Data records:
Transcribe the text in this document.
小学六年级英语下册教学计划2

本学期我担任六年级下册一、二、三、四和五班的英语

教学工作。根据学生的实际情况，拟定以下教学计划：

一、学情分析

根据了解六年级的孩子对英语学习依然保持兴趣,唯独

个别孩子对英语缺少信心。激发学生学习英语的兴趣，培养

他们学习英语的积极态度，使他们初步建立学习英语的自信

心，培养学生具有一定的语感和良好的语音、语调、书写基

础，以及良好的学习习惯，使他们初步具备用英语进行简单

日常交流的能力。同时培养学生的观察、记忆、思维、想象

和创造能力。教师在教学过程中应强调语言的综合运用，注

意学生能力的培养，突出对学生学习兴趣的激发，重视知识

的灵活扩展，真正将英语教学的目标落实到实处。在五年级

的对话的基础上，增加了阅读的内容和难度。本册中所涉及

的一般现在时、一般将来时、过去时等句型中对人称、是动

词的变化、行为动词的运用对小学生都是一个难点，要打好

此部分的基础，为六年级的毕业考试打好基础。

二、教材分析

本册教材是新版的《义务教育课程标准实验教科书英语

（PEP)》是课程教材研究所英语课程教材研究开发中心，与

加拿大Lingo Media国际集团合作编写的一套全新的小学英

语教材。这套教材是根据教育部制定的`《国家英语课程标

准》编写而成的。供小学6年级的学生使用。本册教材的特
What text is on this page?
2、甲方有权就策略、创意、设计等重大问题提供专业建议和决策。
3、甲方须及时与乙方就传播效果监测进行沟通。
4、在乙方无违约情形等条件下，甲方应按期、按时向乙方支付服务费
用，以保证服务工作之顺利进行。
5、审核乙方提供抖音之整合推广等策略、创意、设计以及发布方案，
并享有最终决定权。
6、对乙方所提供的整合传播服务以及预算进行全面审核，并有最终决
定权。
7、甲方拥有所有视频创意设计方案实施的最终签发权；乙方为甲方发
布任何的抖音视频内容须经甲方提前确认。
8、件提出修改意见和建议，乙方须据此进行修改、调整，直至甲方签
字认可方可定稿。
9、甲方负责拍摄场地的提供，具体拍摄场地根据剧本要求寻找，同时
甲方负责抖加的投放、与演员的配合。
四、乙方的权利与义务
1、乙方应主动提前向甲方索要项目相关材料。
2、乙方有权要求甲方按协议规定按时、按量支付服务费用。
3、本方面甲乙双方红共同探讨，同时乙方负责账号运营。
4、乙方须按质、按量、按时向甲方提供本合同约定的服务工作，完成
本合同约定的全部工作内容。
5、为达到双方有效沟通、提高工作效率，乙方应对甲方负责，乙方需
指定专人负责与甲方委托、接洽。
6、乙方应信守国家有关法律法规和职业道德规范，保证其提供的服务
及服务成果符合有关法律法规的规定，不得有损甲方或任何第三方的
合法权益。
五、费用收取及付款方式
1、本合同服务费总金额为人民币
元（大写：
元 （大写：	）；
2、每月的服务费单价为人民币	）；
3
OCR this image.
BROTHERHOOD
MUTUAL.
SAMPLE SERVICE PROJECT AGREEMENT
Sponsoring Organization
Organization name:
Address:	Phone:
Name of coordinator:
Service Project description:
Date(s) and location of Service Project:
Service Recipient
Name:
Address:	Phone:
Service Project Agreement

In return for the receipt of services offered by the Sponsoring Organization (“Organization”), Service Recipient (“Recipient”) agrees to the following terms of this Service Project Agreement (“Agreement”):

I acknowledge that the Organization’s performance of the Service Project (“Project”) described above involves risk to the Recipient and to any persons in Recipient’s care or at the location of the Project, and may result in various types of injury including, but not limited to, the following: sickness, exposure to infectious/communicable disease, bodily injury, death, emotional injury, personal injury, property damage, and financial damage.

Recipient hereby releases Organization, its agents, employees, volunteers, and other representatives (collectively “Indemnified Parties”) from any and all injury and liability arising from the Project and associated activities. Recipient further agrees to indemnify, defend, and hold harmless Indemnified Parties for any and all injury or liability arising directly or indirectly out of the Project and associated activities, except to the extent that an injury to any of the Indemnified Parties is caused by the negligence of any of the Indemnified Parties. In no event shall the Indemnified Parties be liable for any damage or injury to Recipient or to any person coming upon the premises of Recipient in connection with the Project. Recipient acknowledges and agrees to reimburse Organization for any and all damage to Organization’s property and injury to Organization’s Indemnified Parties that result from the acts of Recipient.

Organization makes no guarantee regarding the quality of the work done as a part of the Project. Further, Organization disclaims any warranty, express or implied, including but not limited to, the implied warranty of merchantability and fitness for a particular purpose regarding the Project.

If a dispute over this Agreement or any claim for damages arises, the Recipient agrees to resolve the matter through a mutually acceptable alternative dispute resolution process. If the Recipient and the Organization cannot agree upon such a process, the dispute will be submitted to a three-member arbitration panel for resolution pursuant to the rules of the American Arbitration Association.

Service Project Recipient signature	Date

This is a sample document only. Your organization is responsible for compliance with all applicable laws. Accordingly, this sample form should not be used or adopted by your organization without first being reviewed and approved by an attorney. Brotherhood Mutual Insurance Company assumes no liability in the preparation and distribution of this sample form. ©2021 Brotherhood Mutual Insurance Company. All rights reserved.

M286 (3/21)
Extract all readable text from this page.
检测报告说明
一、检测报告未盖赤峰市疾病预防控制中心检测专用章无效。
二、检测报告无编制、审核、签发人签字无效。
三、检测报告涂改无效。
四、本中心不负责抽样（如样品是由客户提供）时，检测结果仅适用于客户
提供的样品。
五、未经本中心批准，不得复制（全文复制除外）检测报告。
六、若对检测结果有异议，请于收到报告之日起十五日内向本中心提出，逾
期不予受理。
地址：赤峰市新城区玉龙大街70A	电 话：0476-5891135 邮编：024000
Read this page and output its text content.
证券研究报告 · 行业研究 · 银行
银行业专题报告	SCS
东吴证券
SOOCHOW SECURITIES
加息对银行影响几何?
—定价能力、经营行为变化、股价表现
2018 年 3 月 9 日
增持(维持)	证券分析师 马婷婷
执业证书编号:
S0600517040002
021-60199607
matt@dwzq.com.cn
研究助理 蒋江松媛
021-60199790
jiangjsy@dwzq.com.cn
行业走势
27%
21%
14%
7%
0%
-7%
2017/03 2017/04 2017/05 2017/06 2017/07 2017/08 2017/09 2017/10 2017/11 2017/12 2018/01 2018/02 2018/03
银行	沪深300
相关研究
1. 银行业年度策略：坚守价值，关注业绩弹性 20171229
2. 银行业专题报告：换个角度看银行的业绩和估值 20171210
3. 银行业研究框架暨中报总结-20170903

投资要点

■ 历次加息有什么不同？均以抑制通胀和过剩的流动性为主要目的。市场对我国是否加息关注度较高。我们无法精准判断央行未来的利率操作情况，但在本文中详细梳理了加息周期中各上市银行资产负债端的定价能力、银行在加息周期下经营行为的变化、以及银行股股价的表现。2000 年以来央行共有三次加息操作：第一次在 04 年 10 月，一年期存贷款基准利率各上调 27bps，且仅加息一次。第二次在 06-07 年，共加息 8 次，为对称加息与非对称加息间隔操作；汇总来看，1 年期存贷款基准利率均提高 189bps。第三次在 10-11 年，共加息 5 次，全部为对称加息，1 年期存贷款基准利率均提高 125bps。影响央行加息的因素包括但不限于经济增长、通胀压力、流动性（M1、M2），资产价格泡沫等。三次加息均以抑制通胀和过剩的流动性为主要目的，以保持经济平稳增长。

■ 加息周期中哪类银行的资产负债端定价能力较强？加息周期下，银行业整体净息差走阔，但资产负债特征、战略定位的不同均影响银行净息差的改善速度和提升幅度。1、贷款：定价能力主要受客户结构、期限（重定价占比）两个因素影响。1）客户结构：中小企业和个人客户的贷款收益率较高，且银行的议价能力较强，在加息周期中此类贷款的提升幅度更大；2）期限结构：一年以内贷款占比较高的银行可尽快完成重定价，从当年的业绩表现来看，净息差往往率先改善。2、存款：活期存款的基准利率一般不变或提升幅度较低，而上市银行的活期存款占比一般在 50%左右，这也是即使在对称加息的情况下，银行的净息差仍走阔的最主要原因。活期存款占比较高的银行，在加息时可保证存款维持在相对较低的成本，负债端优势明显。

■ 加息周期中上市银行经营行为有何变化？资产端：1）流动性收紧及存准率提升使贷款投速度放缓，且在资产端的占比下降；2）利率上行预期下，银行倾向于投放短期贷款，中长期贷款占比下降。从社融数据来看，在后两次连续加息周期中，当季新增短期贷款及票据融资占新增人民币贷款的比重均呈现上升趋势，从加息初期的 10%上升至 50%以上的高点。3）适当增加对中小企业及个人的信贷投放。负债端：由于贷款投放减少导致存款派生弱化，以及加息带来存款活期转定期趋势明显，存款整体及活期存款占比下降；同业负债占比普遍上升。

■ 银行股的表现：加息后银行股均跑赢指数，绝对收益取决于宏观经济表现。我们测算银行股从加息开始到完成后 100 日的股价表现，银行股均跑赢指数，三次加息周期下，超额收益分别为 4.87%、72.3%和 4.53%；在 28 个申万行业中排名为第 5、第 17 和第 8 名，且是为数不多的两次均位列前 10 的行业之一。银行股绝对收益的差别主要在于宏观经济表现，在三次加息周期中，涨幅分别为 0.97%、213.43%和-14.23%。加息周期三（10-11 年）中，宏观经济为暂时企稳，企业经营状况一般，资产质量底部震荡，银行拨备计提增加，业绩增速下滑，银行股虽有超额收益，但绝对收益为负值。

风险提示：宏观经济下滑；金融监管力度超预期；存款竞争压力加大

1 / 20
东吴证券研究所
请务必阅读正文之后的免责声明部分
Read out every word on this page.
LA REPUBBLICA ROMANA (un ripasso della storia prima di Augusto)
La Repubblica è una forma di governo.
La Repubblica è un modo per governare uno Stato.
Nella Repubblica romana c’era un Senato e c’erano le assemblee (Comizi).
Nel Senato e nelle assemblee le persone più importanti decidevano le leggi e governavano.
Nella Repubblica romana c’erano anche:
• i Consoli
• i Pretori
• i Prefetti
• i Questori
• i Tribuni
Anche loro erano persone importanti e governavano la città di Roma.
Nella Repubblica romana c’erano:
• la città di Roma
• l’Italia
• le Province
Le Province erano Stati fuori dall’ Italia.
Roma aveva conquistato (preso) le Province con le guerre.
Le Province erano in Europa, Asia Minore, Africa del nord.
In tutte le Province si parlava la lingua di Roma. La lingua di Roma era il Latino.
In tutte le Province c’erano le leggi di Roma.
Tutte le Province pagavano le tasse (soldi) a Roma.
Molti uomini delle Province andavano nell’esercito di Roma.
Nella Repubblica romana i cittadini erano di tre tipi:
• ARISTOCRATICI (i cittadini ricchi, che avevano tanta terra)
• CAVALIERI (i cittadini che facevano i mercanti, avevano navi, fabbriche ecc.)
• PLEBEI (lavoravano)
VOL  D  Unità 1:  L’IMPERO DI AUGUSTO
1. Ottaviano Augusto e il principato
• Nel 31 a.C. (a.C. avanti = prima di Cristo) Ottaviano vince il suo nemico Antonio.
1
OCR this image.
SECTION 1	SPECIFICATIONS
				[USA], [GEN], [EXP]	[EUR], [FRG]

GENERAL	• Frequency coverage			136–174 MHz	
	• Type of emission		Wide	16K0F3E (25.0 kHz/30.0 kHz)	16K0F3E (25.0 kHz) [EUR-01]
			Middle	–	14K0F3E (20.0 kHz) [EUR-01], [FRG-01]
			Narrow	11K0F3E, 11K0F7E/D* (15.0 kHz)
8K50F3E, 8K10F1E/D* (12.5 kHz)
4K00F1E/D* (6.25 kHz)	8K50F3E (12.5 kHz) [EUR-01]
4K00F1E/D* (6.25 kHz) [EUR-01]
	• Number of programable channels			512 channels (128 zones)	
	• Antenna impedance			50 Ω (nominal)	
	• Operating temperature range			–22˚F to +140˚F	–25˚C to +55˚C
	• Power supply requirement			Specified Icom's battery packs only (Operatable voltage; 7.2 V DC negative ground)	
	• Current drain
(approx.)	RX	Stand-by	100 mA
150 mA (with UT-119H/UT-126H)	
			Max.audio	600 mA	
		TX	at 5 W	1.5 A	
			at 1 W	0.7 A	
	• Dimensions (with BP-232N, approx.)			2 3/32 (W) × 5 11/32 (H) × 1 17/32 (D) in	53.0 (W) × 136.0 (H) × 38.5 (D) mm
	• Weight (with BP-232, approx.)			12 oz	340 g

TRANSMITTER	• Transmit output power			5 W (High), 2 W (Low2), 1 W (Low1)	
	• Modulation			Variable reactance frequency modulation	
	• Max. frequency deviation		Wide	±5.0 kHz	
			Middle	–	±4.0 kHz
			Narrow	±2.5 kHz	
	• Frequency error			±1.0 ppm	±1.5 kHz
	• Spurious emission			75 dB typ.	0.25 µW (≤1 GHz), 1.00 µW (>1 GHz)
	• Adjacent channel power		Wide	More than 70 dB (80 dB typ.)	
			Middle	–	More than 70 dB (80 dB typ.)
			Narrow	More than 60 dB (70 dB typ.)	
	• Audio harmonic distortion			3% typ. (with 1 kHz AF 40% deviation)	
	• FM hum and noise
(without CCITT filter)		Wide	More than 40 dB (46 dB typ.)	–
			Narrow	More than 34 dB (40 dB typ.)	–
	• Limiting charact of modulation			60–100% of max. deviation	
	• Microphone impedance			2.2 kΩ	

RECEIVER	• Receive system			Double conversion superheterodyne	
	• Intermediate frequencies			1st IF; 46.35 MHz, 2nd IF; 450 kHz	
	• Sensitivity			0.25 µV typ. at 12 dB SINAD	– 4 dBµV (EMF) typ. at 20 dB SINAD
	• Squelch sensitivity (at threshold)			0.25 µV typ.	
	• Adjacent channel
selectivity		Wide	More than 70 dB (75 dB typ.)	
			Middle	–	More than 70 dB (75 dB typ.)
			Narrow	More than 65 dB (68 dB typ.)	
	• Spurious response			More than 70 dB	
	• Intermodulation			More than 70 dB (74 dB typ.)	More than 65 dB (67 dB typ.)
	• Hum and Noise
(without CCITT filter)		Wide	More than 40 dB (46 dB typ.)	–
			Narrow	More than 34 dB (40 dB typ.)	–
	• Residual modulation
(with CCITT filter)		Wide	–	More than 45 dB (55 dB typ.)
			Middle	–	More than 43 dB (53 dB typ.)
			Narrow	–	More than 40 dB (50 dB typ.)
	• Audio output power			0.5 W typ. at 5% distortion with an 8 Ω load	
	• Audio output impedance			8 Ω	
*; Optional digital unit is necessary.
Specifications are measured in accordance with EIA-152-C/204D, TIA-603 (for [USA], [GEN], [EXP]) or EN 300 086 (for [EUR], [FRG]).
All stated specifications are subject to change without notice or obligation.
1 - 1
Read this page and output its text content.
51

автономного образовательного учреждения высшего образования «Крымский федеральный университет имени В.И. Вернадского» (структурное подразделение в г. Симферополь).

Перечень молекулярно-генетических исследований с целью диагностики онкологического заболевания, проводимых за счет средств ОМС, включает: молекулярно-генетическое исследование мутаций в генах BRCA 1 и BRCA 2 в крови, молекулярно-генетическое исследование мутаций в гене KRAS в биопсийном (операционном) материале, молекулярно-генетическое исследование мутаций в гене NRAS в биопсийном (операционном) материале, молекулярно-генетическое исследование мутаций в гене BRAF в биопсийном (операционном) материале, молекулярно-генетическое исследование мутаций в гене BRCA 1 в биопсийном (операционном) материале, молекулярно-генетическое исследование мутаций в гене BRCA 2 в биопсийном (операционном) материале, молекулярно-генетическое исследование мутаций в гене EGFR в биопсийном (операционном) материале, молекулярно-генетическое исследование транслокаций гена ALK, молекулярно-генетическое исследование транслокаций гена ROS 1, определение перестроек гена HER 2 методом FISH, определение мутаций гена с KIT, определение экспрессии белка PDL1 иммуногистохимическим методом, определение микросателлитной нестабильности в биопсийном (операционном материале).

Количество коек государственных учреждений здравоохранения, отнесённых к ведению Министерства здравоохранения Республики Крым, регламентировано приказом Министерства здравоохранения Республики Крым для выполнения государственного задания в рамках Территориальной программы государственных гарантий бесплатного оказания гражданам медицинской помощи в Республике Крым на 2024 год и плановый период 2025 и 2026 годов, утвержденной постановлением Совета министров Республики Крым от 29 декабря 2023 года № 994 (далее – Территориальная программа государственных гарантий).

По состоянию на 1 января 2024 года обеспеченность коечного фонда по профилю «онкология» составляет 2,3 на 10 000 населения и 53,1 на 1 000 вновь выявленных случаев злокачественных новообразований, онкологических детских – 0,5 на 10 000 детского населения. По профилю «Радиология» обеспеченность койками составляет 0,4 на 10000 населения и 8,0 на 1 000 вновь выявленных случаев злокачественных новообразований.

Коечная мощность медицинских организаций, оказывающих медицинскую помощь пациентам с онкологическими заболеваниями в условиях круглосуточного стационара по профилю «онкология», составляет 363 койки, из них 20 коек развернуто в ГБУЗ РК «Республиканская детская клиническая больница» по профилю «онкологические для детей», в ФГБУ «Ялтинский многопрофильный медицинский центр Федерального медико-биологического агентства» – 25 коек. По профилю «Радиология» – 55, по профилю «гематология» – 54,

» Prompt
Collect each line holding the string "Spurious".

» Reply to the task
	• Spurious emission			75 dB typ.	0.25 µW (≤1 GHz), 1.00 µW (>1 GHz)
	• Spurious response			More than 70 dB	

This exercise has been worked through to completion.